## BEGIN EXERCISE INPUTS

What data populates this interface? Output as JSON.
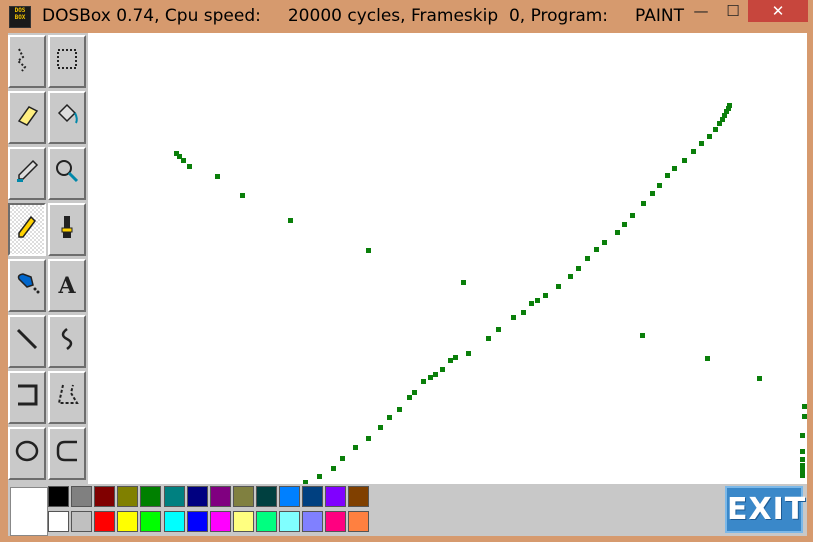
{
  "window": {
    "title": "DOSBox 0.74, Cpu speed:     20000 cycles, Frameskip  0, Program:     PAINT",
    "icon_name": "dosbox-icon",
    "icon_text": "DOS BOX",
    "minimize_glyph": "—",
    "maximize_glyph": "☐",
    "close_glyph": "✕"
  },
  "tools": [
    {
      "name": "free-select-tool-icon",
      "glyph": ""
    },
    {
      "name": "rect-select-tool-icon",
      "glyph": ""
    },
    {
      "name": "eraser-tool-icon",
      "glyph": ""
    },
    {
      "name": "fill-tool-icon",
      "glyph": ""
    },
    {
      "name": "eyedropper-tool-icon",
      "glyph": ""
    },
    {
      "name": "magnifier-tool-icon",
      "glyph": ""
    },
    {
      "name": "pencil-tool-icon",
      "glyph": "",
      "selected": true
    },
    {
      "name": "brush-tool-icon",
      "glyph": ""
    },
    {
      "name": "airbrush-tool-icon",
      "glyph": ""
    },
    {
      "name": "text-tool-icon",
      "glyph": "A"
    },
    {
      "name": "line-tool-icon",
      "glyph": ""
    },
    {
      "name": "curve-tool-icon",
      "glyph": ""
    },
    {
      "name": "rectangle-tool-icon",
      "glyph": ""
    },
    {
      "name": "polygon-tool-icon",
      "glyph": ""
    },
    {
      "name": "ellipse-tool-icon",
      "glyph": ""
    },
    {
      "name": "rounded-rect-tool-icon",
      "glyph": ""
    }
  ],
  "palette": {
    "current_color": "#ffffff",
    "top_row": [
      "#000000",
      "#808080",
      "#800000",
      "#808000",
      "#008000",
      "#008080",
      "#000080",
      "#800080",
      "#808040",
      "#004040",
      "#0080ff",
      "#004080",
      "#8000ff",
      "#804000"
    ],
    "bottom_row": [
      "#ffffff",
      "#c0c0c0",
      "#ff0000",
      "#ffff00",
      "#00ff00",
      "#00ffff",
      "#0000ff",
      "#ff00ff",
      "#ffff80",
      "#00ff80",
      "#80ffff",
      "#8080ff",
      "#ff0080",
      "#ff8040"
    ]
  },
  "exit_label": "EXIT",
  "drawing_color": "#0a7f0a"
}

## END EXERCISE INPUTS

# SET EXERCISE:
Transcribe the records above verbatim. Do not carry over any picture.

# COMPLETED EXERCISE:
What data populates this interface? Output as JSON.
{
  "window": {
    "title": "DOSBox 0.74, Cpu speed:     20000 cycles, Frameskip  0, Program:     PAINT",
    "icon_name": "dosbox-icon",
    "icon_text": "DOS BOX",
    "minimize_glyph": "—",
    "maximize_glyph": "☐",
    "close_glyph": "✕"
  },
  "tools": [
    {
      "name": "free-select-tool-icon",
      "glyph": ""
    },
    {
      "name": "rect-select-tool-icon",
      "glyph": ""
    },
    {
      "name": "eraser-tool-icon",
      "glyph": ""
    },
    {
      "name": "fill-tool-icon",
      "glyph": ""
    },
    {
      "name": "eyedropper-tool-icon",
      "glyph": ""
    },
    {
      "name": "magnifier-tool-icon",
      "glyph": ""
    },
    {
      "name": "pencil-tool-icon",
      "glyph": "",
      "selected": true
    },
    {
      "name": "brush-tool-icon",
      "glyph": ""
    },
    {
      "name": "airbrush-tool-icon",
      "glyph": ""
    },
    {
      "name": "text-tool-icon",
      "glyph": "A"
    },
    {
      "name": "line-tool-icon",
      "glyph": ""
    },
    {
      "name": "curve-tool-icon",
      "glyph": ""
    },
    {
      "name": "rectangle-tool-icon",
      "glyph": ""
    },
    {
      "name": "polygon-tool-icon",
      "glyph": ""
    },
    {
      "name": "ellipse-tool-icon",
      "glyph": ""
    },
    {
      "name": "rounded-rect-tool-icon",
      "glyph": ""
    }
  ],
  "palette": {
    "current_color": "#ffffff",
    "top_row": [
      "#000000",
      "#808080",
      "#800000",
      "#808000",
      "#008000",
      "#008080",
      "#000080",
      "#800080",
      "#808040",
      "#004040",
      "#0080ff",
      "#004080",
      "#8000ff",
      "#804000"
    ],
    "bottom_row": [
      "#ffffff",
      "#c0c0c0",
      "#ff0000",
      "#ffff00",
      "#00ff00",
      "#00ffff",
      "#0000ff",
      "#ff00ff",
      "#ffff80",
      "#00ff80",
      "#80ffff",
      "#8080ff",
      "#ff0080",
      "#ff8040"
    ]
  },
  "exit_label": "EXIT",
  "drawing_color": "#0a7f0a"
}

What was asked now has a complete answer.